> [Problem description]: Your task is to output the listing word for word, with pictures excluded.

> [Supplied material]:
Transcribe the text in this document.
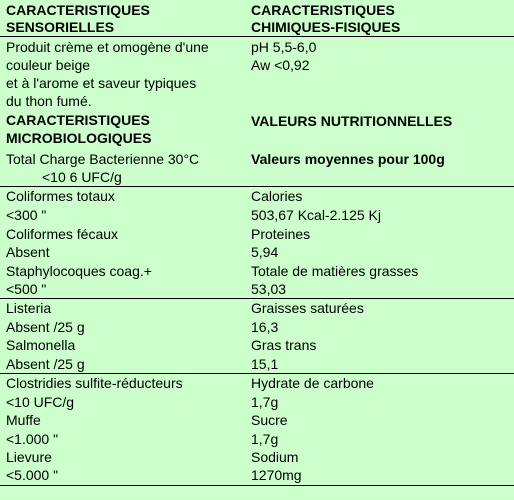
CARACTERISTIQUES
SENSORIELLES
CARACTERISTIQUES
CHIMIQUES-FISIQUES
Produit crème et omogène d'une
couleur beige
et à l'arome et saveur typiques
du thon fumé.
pH 5,5-6,0
Aw <0,92
CARACTERISTIQUES
MICROBIOLOGIQUES
Total Charge Bacterienne 30°C
<10 6 UFC/g
VALEURS NUTRITIONNELLES
Valeurs moyennes pour 100g
Coliformes totaux
<300 "
Coliformes fécaux
Absent
Staphylocoques coag.+
<500 "
Calories
503,67 Kcal-2.125 Kj
Proteines
5,94
Totale de matières grasses
53,03
Listeria
Absent /25 g
Salmonella
Absent /25 g
Graisses saturées
16,3
Gras trans
15,1
Clostridies sulfite-réducteurs
<10 UFC/g
Muffe
<1.000 "
Lievure
<5.000 "
Hydrate de carbone
1,7g
Sucre
1,7g
Sodium
1270mg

> [Answer space]:
Transcribe the text in this document.
CARACTERISTIQUES
SENSORIELLES
CARACTERISTIQUES
CHIMIQUES-FISIQUES
Produit crème et omogène d'une
couleur beige
et à l'arome et saveur typiques
du thon fumé.
pH 5,5-6,0
Aw <0,92
CARACTERISTIQUES
MICROBIOLOGIQUES
Total Charge Bacterienne 30°C
<10 6 UFC/g
VALEURS NUTRITIONNELLES
Valeurs moyennes pour 100g
Coliformes totaux
<300 "
Coliformes fécaux
Absent
Staphylocoques coag.+
<500 "
Calories
503,67 Kcal-2.125 Kj
Proteines
5,94
Totale de matières grasses
53,03
Listeria
Absent /25 g
Salmonella
Absent /25 g
Graisses saturées
16,3
Gras trans
15,1
Clostridies sulfite-réducteurs
<10 UFC/g
Muffe
<1.000 "
Lievure
<5.000 "
Hydrate de carbone
1,7g
Sucre
1,7g
Sodium
1270mg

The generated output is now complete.